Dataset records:
- - - -

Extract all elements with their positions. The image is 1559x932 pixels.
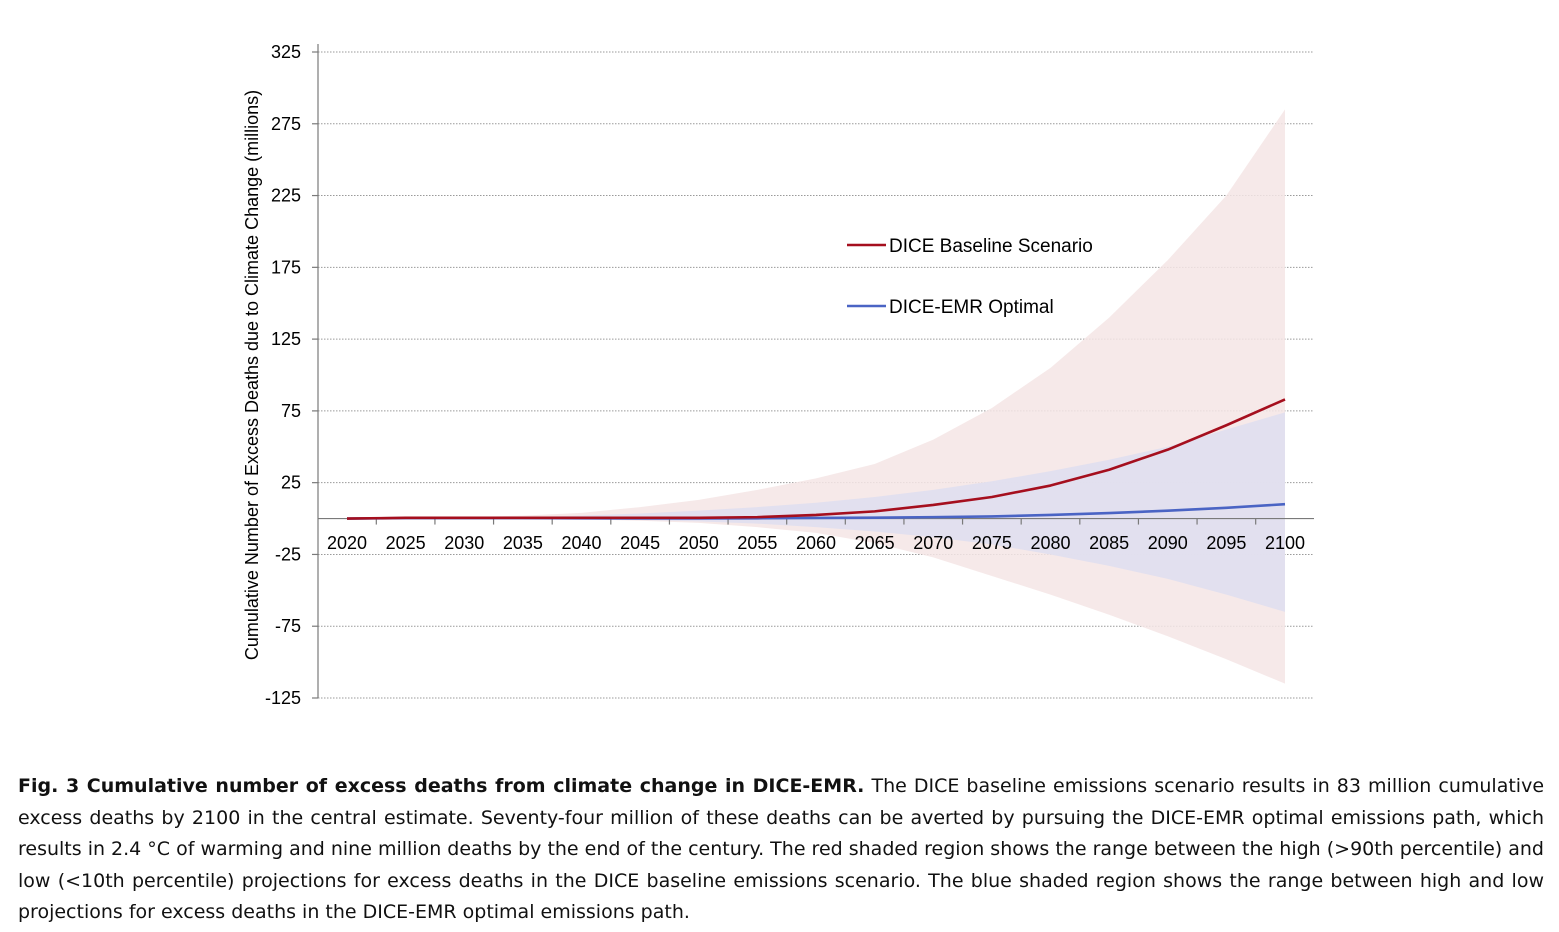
tick-labels: 325 275 225 175 125 75 25 -25 -75 -125 2020 2025 203…	[265, 42, 1305, 708]
line-baseline	[346, 398, 1286, 520]
x-tick-label-2060: 2060	[796, 533, 836, 553]
y-axis-label: Cumulative Number of Excess Deaths due t…	[242, 90, 262, 660]
x-tick-label-2035: 2035	[503, 533, 543, 553]
y-tick-label-6: 25	[281, 473, 301, 493]
x-tick-label-2025: 2025	[386, 533, 426, 553]
y-tick-label-9: -125	[265, 688, 301, 708]
x-tick-label-2075: 2075	[972, 533, 1012, 553]
series-lines	[346, 398, 1286, 520]
y-tick-label-0: 325	[271, 42, 301, 62]
x-tick-label-2095: 2095	[1206, 533, 1246, 553]
caption-text: The DICE baseline emissions scenario res…	[18, 775, 1545, 923]
y-tick-label-4: 125	[271, 329, 301, 349]
x-tick-label-2065: 2065	[855, 533, 895, 553]
x-tick-label-2090: 2090	[1148, 533, 1188, 553]
band-optimal	[347, 412, 1285, 612]
y-tick-label-2: 225	[271, 186, 301, 206]
x-tick-label-2040: 2040	[561, 533, 601, 553]
legend-label-optimal: DICE-EMR Optimal	[889, 297, 1054, 318]
x-tick-label-2045: 2045	[620, 533, 660, 553]
uncertainty-bands	[347, 109, 1285, 684]
x-tick-label-2020: 2020	[327, 533, 367, 553]
legend: DICE Baseline Scenario DICE-EMR Optimal	[847, 236, 1093, 318]
x-tick-label-2100: 2100	[1265, 533, 1305, 553]
caption-label: Fig. 3 Cumulative number of excess death…	[18, 775, 865, 797]
y-tick-label-8: -75	[275, 616, 301, 636]
x-tick-label-2070: 2070	[913, 533, 953, 553]
chart: 325 275 225 175 125 75 25 -25 -75 -125 2020 2025 203…	[242, 42, 1314, 708]
y-tick-label-1: 275	[271, 114, 301, 134]
x-tick-label-2030: 2030	[444, 533, 484, 553]
x-tick-label-2050: 2050	[679, 533, 719, 553]
y-tick-label-3: 175	[271, 257, 301, 277]
x-tick-label-2085: 2085	[1089, 533, 1129, 553]
y-tick-label-5: 75	[281, 401, 301, 421]
figure-caption: Fig. 3 Cumulative number of excess death…	[18, 771, 1544, 929]
x-tick-label-2055: 2055	[737, 533, 777, 553]
x-tick-label-2080: 2080	[1030, 533, 1070, 553]
y-tick-label-7: -25	[275, 544, 301, 564]
legend-label-baseline: DICE Baseline Scenario	[889, 236, 1093, 257]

- - - -

▶ _DIRECTIVE_
Copy the entries above verbatim, from the line holding "tick-labels: 325 275" through the line holding "533, 953, 553]", both included.

▶ _RESULT_
tick-labels: 325 275 225 175 125 75 25 -25 -75 -125 2020 2025 203…	[265, 42, 1305, 708]
line-baseline	[346, 398, 1286, 520]
x-tick-label-2060: 2060	[796, 533, 836, 553]
y-axis-label: Cumulative Number of Excess Deaths due t…	[242, 90, 262, 660]
x-tick-label-2035: 2035	[503, 533, 543, 553]
y-tick-label-6: 25	[281, 473, 301, 493]
x-tick-label-2025: 2025	[386, 533, 426, 553]
y-tick-label-9: -125	[265, 688, 301, 708]
x-tick-label-2075: 2075	[972, 533, 1012, 553]
series-lines	[346, 398, 1286, 520]
y-tick-label-0: 325	[271, 42, 301, 62]
x-tick-label-2095: 2095	[1206, 533, 1246, 553]
caption-text: The DICE baseline emissions scenario res…	[18, 775, 1545, 923]
y-tick-label-4: 125	[271, 329, 301, 349]
x-tick-label-2065: 2065	[855, 533, 895, 553]
x-tick-label-2090: 2090	[1148, 533, 1188, 553]
band-optimal	[347, 412, 1285, 612]
y-tick-label-2: 225	[271, 186, 301, 206]
x-tick-label-2040: 2040	[561, 533, 601, 553]
legend-label-optimal: DICE-EMR Optimal	[889, 297, 1054, 318]
x-tick-label-2045: 2045	[620, 533, 660, 553]
uncertainty-bands	[347, 109, 1285, 684]
x-tick-label-2020: 2020	[327, 533, 367, 553]
legend: DICE Baseline Scenario DICE-EMR Optimal	[847, 236, 1093, 318]
x-tick-label-2100: 2100	[1265, 533, 1305, 553]
caption-label: Fig. 3 Cumulative number of excess death…	[18, 775, 865, 797]
y-tick-label-8: -75	[275, 616, 301, 636]
x-tick-label-2070: 2070	[913, 533, 953, 553]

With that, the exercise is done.